_Selected excerpt:_
Oregon Open 2016
Player photos by Victoria Jung-Doknjas, used by permission.
The day after the FIDE Round Robin I caught the train to Portland, Oregon, to spend two days bumming around town with my spouse before the Oregon Open. Having sprained my ankle a few weeks before, I didn't get to do as much as I hoped, but we ate some excellent food and saw a little wildlife.
In last year's Oregon Open I played great for two days and then collapsed on the third--we partly blamed the long commute, so this time we stayed at the tournament hotel.
The tournament was quite large--I think half again as large as last year's--with about 60 players in the top section. Greed suggested playing in the under-2000, which had generous prizes, but I stuck to my resolution to play up. My reward for this was getting paired with the notorious NM Anthony He, Washington State's youngest master (age 11). Our previous game involved my getting a reasonable-looking position and then being eviscerated by a lightning exchange sack. But that was nearly two years ago, which is forever for a prodigy.

_What is needed:_
Reproduce the Oregon Open 2016 text between "Oregon Open 2016" and "a little wildlife.", inclusive, swapping "train" for "bus".

Spatial layout data:

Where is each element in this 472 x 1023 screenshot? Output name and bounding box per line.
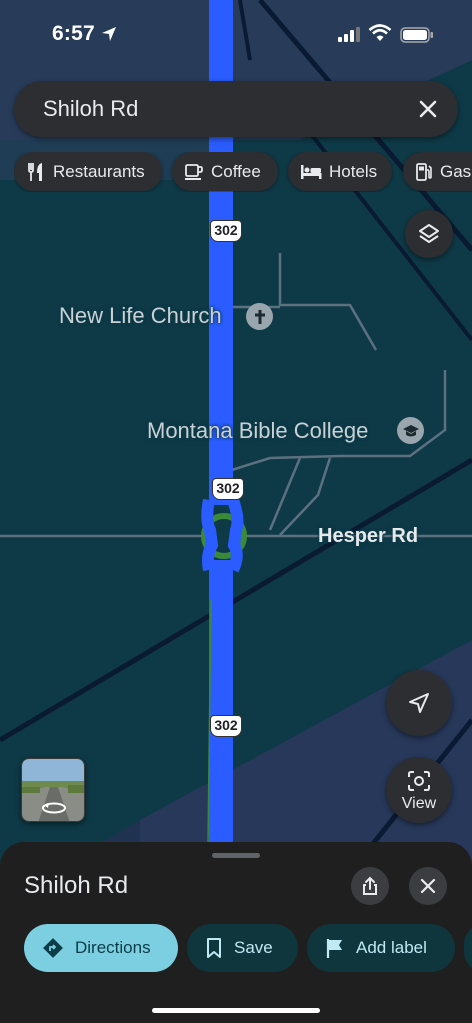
battery-icon [400,27,433,43]
coffee-cup-icon [185,163,203,180]
flag-icon [326,939,342,958]
add-label-label: Add label [356,938,427,957]
route-302-shield: 302 [212,478,244,500]
church-cross-icon[interactable] [246,303,273,330]
share-button[interactable] [351,867,389,905]
close-icon [420,878,436,894]
wifi-icon [368,24,392,41]
road-label-hesper-rd: Hesper Rd [318,525,419,547]
bookmark-icon [207,938,221,958]
place-label-montana-bible-college[interactable]: Montana Bible College [147,418,368,444]
search-bar[interactable]: Shiloh Rd [14,81,458,137]
place-title: Shiloh Rd [24,872,129,899]
navigation-arrow-icon [409,693,429,713]
street-view-thumbnail[interactable] [21,758,85,822]
fork-knife-icon [28,162,42,181]
place-label-new-life-church[interactable]: New Life Church [59,303,222,329]
layers-icon [419,224,439,243]
place-bottom-sheet[interactable]: Shiloh Rd Directions Save Add label [0,842,472,1023]
view-lens-button[interactable]: View [386,757,452,823]
more-actions-button[interactable] [464,924,472,972]
save-button[interactable]: Save [187,924,298,972]
route-302-shield: 302 [210,220,242,242]
bed-icon [301,164,322,179]
chip-coffee[interactable]: Coffee [172,152,278,191]
directions-button[interactable]: Directions [24,924,178,972]
chip-label: Coffee [211,161,261,181]
sheet-drag-handle[interactable] [212,853,260,858]
status-bar: 6:57 [0,0,472,70]
share-icon [363,876,377,895]
clear-search-icon[interactable] [416,97,440,121]
category-chips: Restaurants Coffee Hotels Gas [14,152,472,192]
chip-restaurants[interactable]: Restaurants [14,152,162,191]
chip-label: Gas [440,161,472,181]
status-time: 6:57 [52,22,95,45]
cellular-signal-icon [338,27,360,42]
chip-gas[interactable]: Gas [403,152,472,191]
location-arrow-icon [102,27,116,41]
home-indicator[interactable] [152,1008,320,1013]
chip-label: Restaurants [53,161,145,181]
gas-pump-icon [416,162,432,181]
chip-hotels[interactable]: Hotels [288,152,392,191]
action-buttons: Directions Save Add label [24,924,472,974]
directions-label: Directions [75,938,151,957]
directions-icon [43,938,63,958]
route-302-shield: 302 [210,715,242,737]
camera-lens-icon [408,771,430,791]
save-label: Save [234,938,273,957]
close-sheet-button[interactable] [409,867,447,905]
graduation-cap-icon[interactable] [397,417,424,444]
view-label: View [401,795,437,812]
rotate-360-icon [42,802,66,814]
add-label-button[interactable]: Add label [307,924,455,972]
my-location-button[interactable] [386,670,452,736]
search-query-text[interactable]: Shiloh Rd [43,96,138,122]
chip-label: Hotels [329,161,378,181]
layers-button[interactable] [405,210,453,258]
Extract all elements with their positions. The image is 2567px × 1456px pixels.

_Exercise response:_
Oregon Open 2016
Player photos by Victoria Jung-Doknjas, used by permission.
The day after the FIDE Round Robin I caught the bus to Portland, Oregon, to spend two days bumming around town with my spouse before the Oregon Open. Having sprained my ankle a few weeks before, I didn't get to do as much as I hoped, but we ate some excellent food and saw a little wildlife.